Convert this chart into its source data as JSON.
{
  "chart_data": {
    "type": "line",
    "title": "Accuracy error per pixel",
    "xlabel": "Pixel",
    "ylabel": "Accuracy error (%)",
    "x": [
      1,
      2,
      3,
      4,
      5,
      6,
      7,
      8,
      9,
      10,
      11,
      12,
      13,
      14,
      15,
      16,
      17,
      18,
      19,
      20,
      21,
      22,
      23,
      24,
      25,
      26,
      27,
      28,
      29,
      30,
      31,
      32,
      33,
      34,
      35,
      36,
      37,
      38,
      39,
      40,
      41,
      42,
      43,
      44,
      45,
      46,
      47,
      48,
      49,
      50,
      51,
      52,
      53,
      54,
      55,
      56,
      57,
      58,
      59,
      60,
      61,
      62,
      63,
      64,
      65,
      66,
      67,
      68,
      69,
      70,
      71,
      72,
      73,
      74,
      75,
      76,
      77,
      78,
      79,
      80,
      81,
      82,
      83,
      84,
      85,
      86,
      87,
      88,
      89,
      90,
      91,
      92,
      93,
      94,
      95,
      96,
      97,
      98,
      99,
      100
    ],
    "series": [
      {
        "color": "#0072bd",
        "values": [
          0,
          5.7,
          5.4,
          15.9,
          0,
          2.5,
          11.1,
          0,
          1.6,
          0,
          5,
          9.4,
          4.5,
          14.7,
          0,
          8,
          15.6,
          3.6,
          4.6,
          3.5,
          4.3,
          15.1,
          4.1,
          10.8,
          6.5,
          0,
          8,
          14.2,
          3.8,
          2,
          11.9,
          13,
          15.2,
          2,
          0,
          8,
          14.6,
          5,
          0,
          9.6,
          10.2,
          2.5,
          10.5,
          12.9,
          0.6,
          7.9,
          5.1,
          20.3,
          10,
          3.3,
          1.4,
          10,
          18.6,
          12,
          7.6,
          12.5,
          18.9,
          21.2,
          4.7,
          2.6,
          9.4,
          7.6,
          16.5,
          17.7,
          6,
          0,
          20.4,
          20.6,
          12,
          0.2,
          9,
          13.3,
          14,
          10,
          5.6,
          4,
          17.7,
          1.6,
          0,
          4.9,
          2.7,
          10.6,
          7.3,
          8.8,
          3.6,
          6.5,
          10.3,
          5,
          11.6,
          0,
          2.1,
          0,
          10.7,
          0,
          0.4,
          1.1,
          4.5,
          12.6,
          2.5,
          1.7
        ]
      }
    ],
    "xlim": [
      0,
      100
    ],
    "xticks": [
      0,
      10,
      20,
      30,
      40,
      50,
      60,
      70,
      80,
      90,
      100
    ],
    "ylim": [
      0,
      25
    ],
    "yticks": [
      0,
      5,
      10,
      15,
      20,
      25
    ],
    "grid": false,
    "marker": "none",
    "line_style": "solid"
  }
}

********

— SET PROBLEM —
In the records above, find each line with the word "error" and copy it.

— OUTPUT BELOW —
    "title": "Accuracy error per pixel",
    "ylabel": "Accuracy error (%)",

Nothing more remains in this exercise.